* _Material for the task_

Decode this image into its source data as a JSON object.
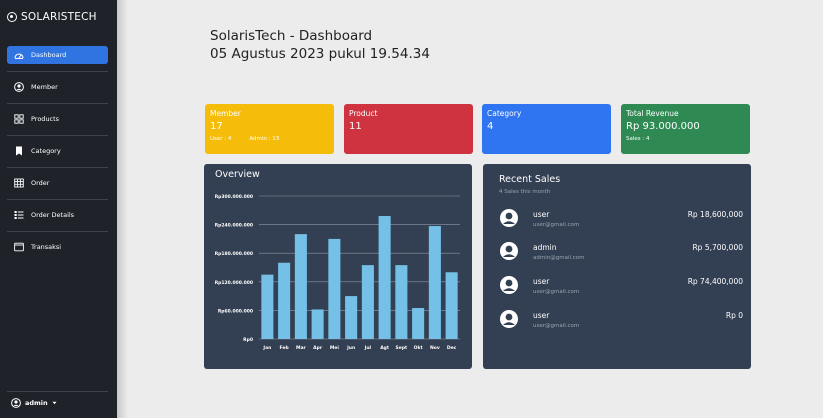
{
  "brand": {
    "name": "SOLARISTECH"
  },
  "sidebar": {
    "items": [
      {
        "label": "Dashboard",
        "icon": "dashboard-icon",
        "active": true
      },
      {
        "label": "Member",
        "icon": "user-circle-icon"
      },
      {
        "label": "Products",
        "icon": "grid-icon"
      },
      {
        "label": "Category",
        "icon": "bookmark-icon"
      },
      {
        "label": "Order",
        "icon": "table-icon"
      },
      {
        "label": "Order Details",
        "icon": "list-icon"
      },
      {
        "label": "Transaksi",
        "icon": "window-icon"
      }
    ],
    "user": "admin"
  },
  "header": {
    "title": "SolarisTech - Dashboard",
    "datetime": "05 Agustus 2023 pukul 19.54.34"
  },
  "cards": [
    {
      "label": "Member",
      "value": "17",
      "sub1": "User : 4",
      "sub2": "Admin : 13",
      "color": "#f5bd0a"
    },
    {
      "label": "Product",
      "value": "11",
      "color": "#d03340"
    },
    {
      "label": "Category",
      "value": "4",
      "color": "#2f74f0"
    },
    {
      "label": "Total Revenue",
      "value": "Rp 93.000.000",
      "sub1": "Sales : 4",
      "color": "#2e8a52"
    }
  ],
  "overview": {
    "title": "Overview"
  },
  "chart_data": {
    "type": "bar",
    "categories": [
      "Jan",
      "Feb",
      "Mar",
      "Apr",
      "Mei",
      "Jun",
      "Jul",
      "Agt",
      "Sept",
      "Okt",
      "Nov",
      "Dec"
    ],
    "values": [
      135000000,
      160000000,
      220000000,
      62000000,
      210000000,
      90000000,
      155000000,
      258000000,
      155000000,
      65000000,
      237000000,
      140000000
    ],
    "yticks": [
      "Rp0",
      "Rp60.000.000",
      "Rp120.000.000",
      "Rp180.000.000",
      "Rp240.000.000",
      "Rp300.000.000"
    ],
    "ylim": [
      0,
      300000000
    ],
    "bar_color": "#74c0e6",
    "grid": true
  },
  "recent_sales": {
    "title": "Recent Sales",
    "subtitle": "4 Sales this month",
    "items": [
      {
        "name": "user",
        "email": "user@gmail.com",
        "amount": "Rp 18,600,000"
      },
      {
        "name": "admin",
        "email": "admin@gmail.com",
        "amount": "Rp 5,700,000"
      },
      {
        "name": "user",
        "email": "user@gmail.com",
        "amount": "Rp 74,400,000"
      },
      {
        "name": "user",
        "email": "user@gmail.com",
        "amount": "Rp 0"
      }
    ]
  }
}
...
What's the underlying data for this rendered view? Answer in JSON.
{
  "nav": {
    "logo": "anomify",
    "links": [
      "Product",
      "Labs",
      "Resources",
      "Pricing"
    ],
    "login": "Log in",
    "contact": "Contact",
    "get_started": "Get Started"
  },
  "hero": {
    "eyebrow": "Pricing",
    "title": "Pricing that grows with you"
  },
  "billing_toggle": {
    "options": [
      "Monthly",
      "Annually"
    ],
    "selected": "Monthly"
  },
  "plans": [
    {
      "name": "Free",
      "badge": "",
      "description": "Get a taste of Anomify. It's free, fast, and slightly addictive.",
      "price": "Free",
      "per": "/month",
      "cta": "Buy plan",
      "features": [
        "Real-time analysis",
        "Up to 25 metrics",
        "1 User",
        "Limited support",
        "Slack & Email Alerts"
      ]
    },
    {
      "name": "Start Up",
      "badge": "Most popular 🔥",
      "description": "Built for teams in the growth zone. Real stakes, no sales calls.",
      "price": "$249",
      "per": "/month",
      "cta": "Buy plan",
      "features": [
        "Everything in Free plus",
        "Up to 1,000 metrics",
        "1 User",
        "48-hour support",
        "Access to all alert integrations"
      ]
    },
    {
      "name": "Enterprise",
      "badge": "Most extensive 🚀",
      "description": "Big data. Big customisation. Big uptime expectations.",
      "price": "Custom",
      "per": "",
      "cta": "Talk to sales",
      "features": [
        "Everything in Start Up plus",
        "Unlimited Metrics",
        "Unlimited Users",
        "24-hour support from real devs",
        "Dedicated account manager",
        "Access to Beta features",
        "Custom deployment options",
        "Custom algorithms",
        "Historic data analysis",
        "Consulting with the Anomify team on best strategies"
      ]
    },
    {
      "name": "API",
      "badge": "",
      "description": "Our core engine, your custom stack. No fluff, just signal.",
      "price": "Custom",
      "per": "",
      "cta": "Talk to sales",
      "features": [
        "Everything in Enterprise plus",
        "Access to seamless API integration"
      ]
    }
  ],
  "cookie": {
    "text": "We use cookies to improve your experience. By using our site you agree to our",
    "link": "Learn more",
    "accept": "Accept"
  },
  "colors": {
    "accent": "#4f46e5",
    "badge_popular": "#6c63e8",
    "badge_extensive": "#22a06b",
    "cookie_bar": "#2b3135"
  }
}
...
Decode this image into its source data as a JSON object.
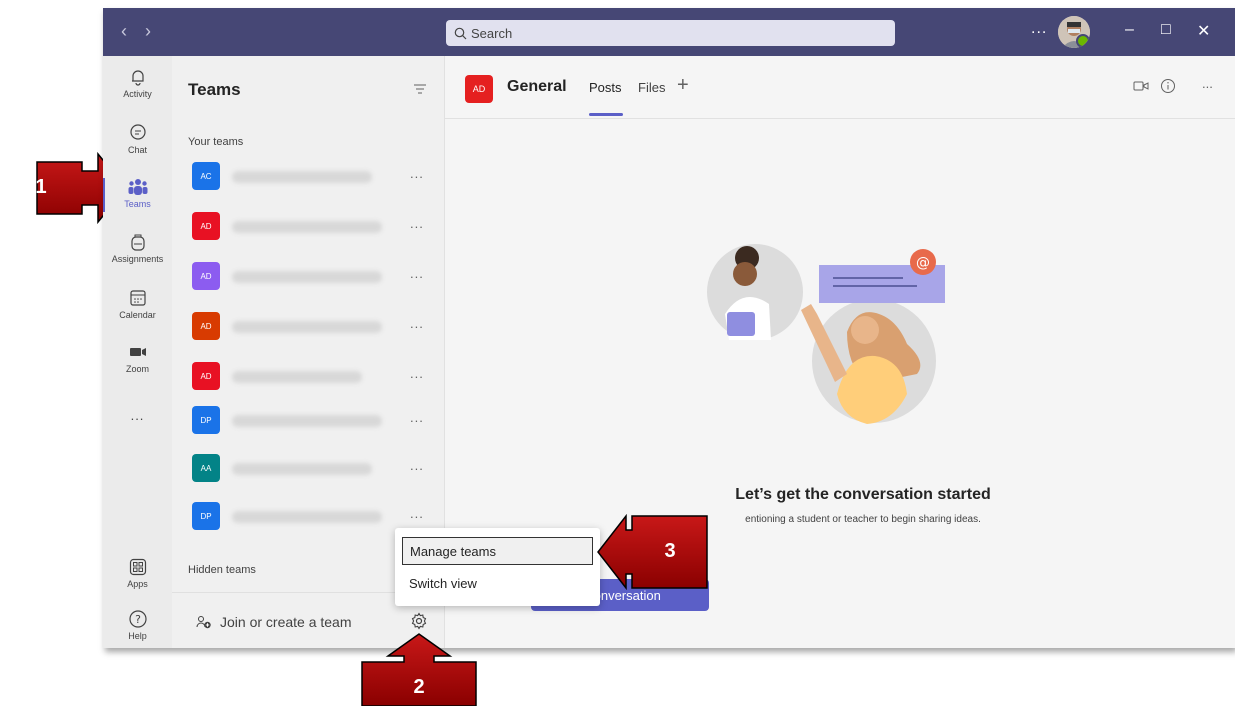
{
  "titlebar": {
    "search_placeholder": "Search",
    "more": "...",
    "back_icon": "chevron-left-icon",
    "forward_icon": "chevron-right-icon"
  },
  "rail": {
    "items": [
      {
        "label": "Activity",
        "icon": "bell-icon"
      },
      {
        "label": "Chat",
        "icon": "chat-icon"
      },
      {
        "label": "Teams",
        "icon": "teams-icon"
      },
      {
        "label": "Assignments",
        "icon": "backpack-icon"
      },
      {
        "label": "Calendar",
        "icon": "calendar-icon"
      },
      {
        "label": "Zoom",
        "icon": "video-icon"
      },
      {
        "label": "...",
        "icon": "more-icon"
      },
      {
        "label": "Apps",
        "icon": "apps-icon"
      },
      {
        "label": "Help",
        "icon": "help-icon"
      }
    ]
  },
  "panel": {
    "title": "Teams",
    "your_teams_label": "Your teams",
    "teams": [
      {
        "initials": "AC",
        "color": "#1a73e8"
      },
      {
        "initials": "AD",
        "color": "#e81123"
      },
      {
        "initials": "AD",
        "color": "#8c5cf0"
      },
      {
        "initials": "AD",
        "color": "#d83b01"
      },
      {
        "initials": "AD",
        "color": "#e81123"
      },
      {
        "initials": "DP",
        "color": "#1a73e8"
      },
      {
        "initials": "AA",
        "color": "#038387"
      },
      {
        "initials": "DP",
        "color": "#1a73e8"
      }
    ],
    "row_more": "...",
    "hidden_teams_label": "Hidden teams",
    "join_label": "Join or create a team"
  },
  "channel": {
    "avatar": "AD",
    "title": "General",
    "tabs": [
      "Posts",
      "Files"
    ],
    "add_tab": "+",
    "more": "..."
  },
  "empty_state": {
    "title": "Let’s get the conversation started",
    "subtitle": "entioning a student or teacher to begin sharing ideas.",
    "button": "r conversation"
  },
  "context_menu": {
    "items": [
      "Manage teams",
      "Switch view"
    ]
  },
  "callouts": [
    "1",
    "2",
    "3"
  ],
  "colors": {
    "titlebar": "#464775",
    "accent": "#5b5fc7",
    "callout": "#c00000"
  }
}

* _Objective_
From the data above, show each line that contains "Most".

* _Task result_
      "badge": "Most popular 🔥",
      "badge": "Most extensive 🚀",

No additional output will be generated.